## [REQUIREMENT]
Work out how many lines include "Saat" and answer with that number only.

## [MATERIAL PROVIDED]
· · ·
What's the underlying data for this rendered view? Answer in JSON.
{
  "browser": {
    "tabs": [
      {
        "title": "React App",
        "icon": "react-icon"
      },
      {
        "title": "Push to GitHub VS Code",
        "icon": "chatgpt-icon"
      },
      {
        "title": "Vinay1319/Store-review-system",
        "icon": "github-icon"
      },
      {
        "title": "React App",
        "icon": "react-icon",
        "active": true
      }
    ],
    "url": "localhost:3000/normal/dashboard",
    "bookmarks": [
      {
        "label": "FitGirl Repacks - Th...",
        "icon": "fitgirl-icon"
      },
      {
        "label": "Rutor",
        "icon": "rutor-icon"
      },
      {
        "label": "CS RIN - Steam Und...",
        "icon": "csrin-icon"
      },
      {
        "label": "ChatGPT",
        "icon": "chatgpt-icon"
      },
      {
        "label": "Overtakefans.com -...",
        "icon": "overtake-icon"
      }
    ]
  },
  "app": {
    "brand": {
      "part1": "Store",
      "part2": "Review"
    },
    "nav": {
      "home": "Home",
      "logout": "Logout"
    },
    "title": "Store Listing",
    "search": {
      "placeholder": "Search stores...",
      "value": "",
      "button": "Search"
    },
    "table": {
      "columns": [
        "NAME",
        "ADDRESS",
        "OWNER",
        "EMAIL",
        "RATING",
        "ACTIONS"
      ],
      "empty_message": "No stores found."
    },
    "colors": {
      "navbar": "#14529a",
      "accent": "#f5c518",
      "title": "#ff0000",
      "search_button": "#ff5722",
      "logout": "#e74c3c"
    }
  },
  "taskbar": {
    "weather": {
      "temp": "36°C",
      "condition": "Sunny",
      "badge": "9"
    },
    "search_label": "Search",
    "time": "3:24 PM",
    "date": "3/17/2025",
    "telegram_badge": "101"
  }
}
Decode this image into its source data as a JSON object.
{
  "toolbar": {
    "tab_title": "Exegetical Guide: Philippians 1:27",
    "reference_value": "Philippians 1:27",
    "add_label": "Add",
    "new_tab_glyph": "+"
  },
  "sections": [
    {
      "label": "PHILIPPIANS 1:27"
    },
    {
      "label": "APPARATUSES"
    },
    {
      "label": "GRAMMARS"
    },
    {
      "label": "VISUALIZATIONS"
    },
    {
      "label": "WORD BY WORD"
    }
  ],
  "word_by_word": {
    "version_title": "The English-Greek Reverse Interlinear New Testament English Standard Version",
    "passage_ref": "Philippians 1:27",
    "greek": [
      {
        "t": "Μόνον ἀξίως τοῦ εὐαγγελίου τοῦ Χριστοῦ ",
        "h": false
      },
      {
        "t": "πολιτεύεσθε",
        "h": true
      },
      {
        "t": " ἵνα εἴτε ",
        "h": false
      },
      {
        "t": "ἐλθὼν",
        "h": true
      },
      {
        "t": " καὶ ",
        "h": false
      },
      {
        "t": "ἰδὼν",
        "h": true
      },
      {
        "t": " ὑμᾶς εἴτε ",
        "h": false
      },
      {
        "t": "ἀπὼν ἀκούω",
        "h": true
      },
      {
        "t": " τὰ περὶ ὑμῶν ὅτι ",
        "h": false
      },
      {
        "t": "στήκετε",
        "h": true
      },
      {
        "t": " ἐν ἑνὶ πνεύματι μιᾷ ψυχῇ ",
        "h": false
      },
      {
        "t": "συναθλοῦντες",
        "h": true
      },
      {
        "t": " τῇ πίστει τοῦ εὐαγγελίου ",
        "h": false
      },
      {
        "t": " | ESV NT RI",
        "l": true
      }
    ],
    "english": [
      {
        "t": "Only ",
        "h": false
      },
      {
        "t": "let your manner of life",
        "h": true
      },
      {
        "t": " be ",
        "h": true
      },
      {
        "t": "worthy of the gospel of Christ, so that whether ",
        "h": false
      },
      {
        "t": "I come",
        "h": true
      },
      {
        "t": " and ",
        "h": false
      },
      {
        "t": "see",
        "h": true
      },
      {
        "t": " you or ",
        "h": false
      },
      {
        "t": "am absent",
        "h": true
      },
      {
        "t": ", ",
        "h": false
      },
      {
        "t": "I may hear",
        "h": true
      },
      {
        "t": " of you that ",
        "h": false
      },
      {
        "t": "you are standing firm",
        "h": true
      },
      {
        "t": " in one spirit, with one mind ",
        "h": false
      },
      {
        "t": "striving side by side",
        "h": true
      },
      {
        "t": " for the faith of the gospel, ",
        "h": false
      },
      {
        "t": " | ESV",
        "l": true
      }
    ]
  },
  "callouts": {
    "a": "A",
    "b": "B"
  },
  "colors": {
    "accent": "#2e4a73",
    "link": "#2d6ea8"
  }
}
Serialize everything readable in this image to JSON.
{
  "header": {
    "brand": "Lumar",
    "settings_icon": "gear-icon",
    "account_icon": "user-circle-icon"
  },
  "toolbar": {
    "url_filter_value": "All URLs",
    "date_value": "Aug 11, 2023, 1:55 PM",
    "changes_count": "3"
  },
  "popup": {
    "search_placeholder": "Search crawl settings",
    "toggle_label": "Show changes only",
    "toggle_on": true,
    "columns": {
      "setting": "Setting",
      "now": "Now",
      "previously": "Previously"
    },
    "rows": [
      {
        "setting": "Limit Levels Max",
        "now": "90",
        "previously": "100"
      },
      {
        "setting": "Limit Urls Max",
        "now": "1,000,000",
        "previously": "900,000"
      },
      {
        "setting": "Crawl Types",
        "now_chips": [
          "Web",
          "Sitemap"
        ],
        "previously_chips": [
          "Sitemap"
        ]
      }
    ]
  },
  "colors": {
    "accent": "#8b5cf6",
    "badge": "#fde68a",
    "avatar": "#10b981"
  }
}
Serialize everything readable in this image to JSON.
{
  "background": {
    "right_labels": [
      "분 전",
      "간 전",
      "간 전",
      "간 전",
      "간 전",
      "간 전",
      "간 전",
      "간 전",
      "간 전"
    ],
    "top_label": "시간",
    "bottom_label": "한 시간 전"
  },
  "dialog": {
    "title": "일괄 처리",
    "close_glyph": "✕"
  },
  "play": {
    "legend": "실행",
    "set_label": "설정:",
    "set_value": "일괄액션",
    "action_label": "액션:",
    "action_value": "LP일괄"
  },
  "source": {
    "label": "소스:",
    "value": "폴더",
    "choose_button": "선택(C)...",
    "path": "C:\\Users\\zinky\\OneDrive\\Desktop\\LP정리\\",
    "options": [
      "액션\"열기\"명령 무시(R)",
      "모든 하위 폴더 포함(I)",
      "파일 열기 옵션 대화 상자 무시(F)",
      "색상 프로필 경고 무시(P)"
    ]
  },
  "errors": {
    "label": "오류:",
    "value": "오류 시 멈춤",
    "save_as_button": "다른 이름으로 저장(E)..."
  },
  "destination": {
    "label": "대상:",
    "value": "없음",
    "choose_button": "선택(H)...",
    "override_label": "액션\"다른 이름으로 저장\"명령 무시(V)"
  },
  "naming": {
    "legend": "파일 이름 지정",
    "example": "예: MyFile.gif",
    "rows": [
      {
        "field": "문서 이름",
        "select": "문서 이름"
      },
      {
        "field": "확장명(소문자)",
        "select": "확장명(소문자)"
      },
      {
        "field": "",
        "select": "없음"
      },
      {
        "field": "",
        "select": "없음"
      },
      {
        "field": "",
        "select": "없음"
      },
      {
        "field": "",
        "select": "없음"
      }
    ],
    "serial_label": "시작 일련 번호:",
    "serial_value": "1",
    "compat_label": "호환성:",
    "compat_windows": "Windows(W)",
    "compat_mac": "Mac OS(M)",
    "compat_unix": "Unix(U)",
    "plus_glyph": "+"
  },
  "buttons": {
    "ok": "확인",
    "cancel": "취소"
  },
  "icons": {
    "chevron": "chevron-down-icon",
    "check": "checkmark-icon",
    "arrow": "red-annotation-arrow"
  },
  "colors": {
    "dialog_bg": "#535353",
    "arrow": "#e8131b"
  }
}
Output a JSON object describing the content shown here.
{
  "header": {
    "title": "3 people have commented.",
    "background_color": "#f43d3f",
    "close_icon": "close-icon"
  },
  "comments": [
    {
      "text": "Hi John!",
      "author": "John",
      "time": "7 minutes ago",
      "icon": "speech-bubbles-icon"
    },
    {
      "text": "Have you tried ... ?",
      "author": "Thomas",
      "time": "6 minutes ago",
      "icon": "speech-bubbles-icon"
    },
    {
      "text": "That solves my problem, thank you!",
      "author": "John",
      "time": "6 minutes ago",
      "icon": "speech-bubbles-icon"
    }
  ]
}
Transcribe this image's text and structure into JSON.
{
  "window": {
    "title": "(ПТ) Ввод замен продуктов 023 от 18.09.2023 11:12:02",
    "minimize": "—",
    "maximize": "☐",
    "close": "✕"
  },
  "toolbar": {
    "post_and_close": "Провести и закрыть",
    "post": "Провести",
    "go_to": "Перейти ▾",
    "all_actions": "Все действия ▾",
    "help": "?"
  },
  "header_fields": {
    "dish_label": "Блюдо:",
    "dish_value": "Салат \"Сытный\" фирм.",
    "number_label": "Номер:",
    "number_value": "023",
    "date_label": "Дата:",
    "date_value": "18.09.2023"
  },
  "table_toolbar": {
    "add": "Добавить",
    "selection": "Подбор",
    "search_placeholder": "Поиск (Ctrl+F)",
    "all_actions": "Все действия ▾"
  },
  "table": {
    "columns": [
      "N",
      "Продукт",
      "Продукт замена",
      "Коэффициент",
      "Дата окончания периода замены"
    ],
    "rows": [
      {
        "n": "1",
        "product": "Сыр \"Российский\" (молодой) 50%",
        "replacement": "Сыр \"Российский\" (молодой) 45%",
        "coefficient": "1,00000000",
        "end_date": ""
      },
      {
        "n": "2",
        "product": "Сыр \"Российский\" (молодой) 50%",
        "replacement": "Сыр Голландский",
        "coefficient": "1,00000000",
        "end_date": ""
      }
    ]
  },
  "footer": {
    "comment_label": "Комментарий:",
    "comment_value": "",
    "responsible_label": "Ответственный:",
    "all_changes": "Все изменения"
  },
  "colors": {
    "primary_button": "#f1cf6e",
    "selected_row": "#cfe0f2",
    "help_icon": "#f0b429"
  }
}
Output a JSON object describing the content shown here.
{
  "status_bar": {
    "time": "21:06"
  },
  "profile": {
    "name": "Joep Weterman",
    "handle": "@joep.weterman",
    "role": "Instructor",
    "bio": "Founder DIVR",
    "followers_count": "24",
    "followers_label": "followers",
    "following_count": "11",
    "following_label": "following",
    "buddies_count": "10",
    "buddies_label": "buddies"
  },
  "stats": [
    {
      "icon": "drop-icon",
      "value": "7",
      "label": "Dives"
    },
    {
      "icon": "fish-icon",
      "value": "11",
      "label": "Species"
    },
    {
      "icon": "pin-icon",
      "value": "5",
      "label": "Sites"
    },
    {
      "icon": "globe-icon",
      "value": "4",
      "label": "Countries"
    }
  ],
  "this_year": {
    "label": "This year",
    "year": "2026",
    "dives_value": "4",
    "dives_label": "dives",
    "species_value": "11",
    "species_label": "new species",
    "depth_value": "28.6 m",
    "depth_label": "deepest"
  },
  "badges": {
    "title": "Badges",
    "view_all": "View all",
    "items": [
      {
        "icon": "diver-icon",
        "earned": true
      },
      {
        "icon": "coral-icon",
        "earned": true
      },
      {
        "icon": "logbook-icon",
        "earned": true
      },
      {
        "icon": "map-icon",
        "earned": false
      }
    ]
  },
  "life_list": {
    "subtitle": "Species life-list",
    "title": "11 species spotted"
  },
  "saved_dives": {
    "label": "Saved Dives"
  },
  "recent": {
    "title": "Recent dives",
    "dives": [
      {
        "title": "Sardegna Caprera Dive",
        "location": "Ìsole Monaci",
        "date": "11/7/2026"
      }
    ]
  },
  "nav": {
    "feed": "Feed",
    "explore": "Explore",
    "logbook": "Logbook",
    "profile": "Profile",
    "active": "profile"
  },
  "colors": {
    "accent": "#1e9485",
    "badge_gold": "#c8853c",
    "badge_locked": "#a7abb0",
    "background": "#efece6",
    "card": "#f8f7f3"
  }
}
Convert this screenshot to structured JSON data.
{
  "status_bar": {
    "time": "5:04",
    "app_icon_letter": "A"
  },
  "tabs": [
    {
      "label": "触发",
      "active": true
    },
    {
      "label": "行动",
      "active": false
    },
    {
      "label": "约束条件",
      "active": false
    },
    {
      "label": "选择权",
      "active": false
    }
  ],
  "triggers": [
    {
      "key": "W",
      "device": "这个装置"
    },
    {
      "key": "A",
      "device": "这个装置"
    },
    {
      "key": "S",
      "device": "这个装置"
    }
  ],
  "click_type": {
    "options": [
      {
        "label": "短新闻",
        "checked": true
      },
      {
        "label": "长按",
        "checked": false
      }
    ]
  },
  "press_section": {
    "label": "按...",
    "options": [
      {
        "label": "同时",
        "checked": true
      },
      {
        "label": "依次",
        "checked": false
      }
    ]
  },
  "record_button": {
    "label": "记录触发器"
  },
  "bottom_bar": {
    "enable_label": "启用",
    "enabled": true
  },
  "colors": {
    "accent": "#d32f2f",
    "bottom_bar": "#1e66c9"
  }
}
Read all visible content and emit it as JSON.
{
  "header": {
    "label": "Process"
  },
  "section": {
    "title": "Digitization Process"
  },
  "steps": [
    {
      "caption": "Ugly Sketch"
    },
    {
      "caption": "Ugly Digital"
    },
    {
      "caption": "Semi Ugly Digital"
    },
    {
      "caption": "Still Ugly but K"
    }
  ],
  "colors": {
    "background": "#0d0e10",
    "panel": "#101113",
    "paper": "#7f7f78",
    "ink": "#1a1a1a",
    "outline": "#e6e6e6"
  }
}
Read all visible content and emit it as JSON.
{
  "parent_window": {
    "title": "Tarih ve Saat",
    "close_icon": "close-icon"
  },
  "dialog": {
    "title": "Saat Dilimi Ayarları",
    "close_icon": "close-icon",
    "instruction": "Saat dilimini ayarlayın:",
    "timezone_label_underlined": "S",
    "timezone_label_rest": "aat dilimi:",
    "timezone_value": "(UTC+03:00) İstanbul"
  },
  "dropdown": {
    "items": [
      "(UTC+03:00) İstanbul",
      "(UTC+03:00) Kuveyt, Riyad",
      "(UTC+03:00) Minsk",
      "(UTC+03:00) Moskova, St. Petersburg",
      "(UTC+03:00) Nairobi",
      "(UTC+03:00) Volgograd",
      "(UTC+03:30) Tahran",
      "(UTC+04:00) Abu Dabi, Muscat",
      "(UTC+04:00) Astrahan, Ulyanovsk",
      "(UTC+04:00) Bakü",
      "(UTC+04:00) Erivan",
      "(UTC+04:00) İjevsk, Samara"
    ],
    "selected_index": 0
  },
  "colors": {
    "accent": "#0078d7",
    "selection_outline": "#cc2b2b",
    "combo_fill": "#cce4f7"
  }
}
· · ·
## [THE SOLUTION]
3